MATERIAL TO PROCESS.
######

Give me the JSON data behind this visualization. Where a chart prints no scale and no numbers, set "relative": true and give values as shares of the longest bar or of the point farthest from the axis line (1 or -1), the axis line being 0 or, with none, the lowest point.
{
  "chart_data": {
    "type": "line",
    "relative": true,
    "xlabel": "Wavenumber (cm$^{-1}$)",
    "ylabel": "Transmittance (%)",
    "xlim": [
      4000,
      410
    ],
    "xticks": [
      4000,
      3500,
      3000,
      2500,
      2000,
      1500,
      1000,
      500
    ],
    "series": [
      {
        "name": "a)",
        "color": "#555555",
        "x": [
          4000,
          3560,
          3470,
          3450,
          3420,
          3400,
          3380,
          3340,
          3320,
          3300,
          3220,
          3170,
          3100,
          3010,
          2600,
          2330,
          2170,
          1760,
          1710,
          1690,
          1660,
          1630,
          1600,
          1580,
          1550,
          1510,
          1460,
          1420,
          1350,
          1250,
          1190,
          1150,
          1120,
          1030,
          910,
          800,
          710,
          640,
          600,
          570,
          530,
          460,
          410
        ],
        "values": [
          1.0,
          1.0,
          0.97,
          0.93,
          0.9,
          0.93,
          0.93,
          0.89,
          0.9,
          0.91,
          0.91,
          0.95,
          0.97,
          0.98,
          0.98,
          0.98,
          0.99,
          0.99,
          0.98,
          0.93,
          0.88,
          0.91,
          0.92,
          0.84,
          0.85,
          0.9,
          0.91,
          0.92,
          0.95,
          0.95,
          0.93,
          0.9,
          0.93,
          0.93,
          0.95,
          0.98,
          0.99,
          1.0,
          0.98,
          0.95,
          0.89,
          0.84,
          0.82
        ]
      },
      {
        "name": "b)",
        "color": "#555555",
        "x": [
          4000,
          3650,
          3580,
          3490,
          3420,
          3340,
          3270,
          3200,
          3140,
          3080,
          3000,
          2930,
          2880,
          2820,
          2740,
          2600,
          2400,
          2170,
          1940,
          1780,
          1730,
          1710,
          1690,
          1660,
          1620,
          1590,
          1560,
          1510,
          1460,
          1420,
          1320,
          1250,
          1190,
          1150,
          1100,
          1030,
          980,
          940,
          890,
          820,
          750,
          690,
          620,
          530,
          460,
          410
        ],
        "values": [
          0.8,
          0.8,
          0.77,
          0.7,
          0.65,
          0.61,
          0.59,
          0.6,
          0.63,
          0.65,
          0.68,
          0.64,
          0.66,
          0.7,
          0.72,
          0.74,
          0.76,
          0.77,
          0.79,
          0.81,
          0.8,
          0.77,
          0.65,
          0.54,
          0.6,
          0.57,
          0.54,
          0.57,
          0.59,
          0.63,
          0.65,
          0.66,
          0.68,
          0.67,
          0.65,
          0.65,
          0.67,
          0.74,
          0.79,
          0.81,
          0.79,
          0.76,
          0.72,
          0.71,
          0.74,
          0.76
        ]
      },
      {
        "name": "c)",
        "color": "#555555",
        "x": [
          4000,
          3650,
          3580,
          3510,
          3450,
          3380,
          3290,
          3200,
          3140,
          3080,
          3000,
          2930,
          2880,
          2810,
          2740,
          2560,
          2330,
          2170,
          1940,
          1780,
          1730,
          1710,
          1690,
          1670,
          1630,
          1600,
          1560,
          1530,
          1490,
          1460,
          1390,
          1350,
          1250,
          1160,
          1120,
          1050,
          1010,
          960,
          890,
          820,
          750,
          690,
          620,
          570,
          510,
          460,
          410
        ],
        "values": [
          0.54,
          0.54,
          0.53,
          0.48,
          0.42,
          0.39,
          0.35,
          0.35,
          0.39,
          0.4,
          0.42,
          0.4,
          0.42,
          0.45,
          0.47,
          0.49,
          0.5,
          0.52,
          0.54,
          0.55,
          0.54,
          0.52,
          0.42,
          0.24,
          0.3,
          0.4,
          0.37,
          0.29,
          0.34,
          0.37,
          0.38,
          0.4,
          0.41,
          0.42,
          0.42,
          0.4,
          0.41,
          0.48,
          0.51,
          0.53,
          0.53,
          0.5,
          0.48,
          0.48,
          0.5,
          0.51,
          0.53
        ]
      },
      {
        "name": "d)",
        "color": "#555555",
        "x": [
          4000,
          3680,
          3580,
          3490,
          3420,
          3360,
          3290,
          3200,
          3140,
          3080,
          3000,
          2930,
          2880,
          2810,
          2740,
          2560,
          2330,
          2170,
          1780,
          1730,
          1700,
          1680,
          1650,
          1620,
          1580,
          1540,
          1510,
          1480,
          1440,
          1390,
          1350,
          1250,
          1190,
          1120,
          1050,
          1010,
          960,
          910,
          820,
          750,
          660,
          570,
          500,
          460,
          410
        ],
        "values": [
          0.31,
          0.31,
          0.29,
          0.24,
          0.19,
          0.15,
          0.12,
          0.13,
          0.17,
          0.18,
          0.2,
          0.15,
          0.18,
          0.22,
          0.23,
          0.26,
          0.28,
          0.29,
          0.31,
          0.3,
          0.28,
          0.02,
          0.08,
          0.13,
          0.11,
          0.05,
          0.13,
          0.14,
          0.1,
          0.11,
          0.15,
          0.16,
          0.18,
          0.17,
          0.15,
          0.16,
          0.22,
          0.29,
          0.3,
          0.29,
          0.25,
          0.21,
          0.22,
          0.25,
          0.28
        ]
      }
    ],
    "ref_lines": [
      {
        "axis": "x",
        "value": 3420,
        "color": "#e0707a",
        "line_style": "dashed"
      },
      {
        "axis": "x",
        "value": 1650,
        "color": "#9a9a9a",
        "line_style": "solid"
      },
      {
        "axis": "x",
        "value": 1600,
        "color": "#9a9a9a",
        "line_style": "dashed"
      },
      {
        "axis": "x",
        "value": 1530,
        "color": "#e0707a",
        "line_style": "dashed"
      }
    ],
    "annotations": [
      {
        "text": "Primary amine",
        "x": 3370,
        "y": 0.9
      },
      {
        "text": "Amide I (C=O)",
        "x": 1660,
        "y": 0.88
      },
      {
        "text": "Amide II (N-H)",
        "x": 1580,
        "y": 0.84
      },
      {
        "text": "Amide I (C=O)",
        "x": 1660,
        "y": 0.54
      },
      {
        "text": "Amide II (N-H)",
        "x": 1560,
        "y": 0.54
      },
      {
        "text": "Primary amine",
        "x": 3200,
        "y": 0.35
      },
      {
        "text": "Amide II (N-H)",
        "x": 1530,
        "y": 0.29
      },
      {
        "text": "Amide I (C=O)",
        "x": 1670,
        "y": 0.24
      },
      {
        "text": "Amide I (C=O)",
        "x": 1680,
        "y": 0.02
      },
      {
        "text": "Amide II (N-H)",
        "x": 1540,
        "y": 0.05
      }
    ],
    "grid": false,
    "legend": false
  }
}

######

PROBLEM DESCRIPTION. Copy all the lines, exactly.

EXERCISE SOLUTION.
Give me the JSON data behind this visualization. Where a chart prints no scale and no numbers, set "relative": true and give values as shares of the longest bar or of the point farthest from the axis line (1 or -1), the axis line being 0 or, with none, the lowest point.
{
  "chart_data": {
    "type": "line",
    "relative": true,
    "xlabel": "Wavenumber (cm$^{-1}$)",
    "ylabel": "Transmittance (%)",
    "xlim": [
      4000,
      410
    ],
    "xticks": [
      4000,
      3500,
      3000,
      2500,
      2000,
      1500,
      1000,
      500
    ],
    "series": [
      {
        "name": "a)",
        "color": "#555555",
        "x": [
          4000,
          3560,
          3470,
          3450,
          3420,
          3400,
          3380,
          3340,
          3320,
          3300,
          3220,
          3170,
          3100,
          3010,
          2600,
          2330,
          2170,
          1760,
          1710,
          1690,
          1660,
          1630,
          1600,
          1580,
          1550,
          1510,
          1460,
          1420,
          1350,
          1250,
          1190,
          1150,
          1120,
          1030,
          910,
          800,
          710,
          640,
          600,
          570,
          530,
          460,
          410
        ],
        "values": [
          1.0,
          1.0,
          0.97,
          0.93,
          0.9,
          0.93,
          0.93,
          0.89,
          0.9,
          0.91,
          0.91,
          0.95,
          0.97,
          0.98,
          0.98,
          0.98,
          0.99,
          0.99,
          0.98,
          0.93,
          0.88,
          0.91,
          0.92,
          0.84,
          0.85,
          0.9,
          0.91,
          0.92,
          0.95,
          0.95,
          0.93,
          0.9,
          0.93,
          0.93,
          0.95,
          0.98,
          0.99,
          1.0,
          0.98,
          0.95,
          0.89,
          0.84,
          0.82
        ]
      },
      {
        "name": "b)",
        "color": "#555555",
        "x": [
          4000,
          3650,
          3580,
          3490,
          3420,
          3340,
          3270,
          3200,
          3140,
          3080,
          3000,
          2930,
          2880,
          2820,
          2740,
          2600,
          2400,
          2170,
          1940,
          1780,
          1730,
          1710,
          1690,
          1660,
          1620,
          1590,
          1560,
          1510,
          1460,
          1420,
          1320,
          1250,
          1190,
          1150,
          1100,
          1030,
          980,
          940,
          890,
          820,
          750,
          690,
          620,
          530,
          460,
          410
        ],
        "values": [
          0.8,
          0.8,
          0.77,
          0.7,
          0.65,
          0.61,
          0.59,
          0.6,
          0.63,
          0.65,
          0.68,
          0.64,
          0.66,
          0.7,
          0.72,
          0.74,
          0.76,
          0.77,
          0.79,
          0.81,
          0.8,
          0.77,
          0.65,
          0.54,
          0.6,
          0.57,
          0.54,
          0.57,
          0.59,
          0.63,
          0.65,
          0.66,
          0.68,
          0.67,
          0.65,
          0.65,
          0.67,
          0.74,
          0.79,
          0.81,
          0.79,
          0.76,
          0.72,
          0.71,
          0.74,
          0.76
        ]
      },
      {
        "name": "c)",
        "color": "#555555",
        "x": [
          4000,
          3650,
          3580,
          3510,
          3450,
          3380,
          3290,
          3200,
          3140,
          3080,
          3000,
          2930,
          2880,
          2810,
          2740,
          2560,
          2330,
          2170,
          1940,
          1780,
          1730,
          1710,
          1690,
          1670,
          1630,
          1600,
          1560,
          1530,
          1490,
          1460,
          1390,
          1350,
          1250,
          1160,
          1120,
          1050,
          1010,
          960,
          890,
          820,
          750,
          690,
          620,
          570,
          510,
          460,
          410
        ],
        "values": [
          0.54,
          0.54,
          0.53,
          0.48,
          0.42,
          0.39,
          0.35,
          0.35,
          0.39,
          0.4,
          0.42,
          0.4,
          0.42,
          0.45,
          0.47,
          0.49,
          0.5,
          0.52,
          0.54,
          0.55,
          0.54,
          0.52,
          0.42,
          0.24,
          0.3,
          0.4,
          0.37,
          0.29,
          0.34,
          0.37,
          0.38,
          0.4,
          0.41,
          0.42,
          0.42,
          0.4,
          0.41,
          0.48,
          0.51,
          0.53,
          0.53,
          0.5,
          0.48,
          0.48,
          0.5,
          0.51,
          0.53
        ]
      },
      {
        "name": "d)",
        "color": "#555555",
        "x": [
          4000,
          3680,
          3580,
          3490,
          3420,
          3360,
          3290,
          3200,
          3140,
          3080,
          3000,
          2930,
          2880,
          2810,
          2740,
          2560,
          2330,
          2170,
          1780,
          1730,
          1700,
          1680,
          1650,
          1620,
          1580,
          1540,
          1510,
          1480,
          1440,
          1390,
          1350,
          1250,
          1190,
          1120,
          1050,
          1010,
          960,
          910,
          820,
          750,
          660,
          570,
          500,
          460,
          410
        ],
        "values": [
          0.31,
          0.31,
          0.29,
          0.24,
          0.19,
          0.15,
          0.12,
          0.13,
          0.17,
          0.18,
          0.2,
          0.15,
          0.18,
          0.22,
          0.23,
          0.26,
          0.28,
          0.29,
          0.31,
          0.3,
          0.28,
          0.02,
          0.08,
          0.13,
          0.11,
          0.05,
          0.13,
          0.14,
          0.1,
          0.11,
          0.15,
          0.16,
          0.18,
          0.17,
          0.15,
          0.16,
          0.22,
          0.29,
          0.3,
          0.29,
          0.25,
          0.21,
          0.22,
          0.25,
          0.28
        ]
      }
    ],
    "ref_lines": [
      {
        "axis": "x",
        "value": 3420,
        "color": "#e0707a",
        "line_style": "dashed"
      },
      {
        "axis": "x",
        "value": 1650,
        "color": "#9a9a9a",
        "line_style": "solid"
      },
      {
        "axis": "x",
        "value": 1600,
        "color": "#9a9a9a",
        "line_style": "dashed"
      },
      {
        "axis": "x",
        "value": 1530,
        "color": "#e0707a",
        "line_style": "dashed"
      }
    ],
    "annotations": [
      {
        "text": "Primary amine",
        "x": 3370,
        "y": 0.9
      },
      {
        "text": "Amide I (C=O)",
        "x": 1660,
        "y": 0.88
      },
      {
        "text": "Amide II (N-H)",
        "x": 1580,
        "y": 0.84
      },
      {
        "text": "Amide I (C=O)",
        "x": 1660,
        "y": 0.54
      },
      {
        "text": "Amide II (N-H)",
        "x": 1560,
        "y": 0.54
      },
      {
        "text": "Primary amine",
        "x": 3200,
        "y": 0.35
      },
      {
        "text": "Amide II (N-H)",
        "x": 1530,
        "y": 0.29
      },
      {
        "text": "Amide I (C=O)",
        "x": 1670,
        "y": 0.24
      },
      {
        "text": "Amide I (C=O)",
        "x": 1680,
        "y": 0.02
      },
      {
        "text": "Amide II (N-H)",
        "x": 1540,
        "y": 0.05
      }
    ],
    "grid": false,
    "legend": false
  }
}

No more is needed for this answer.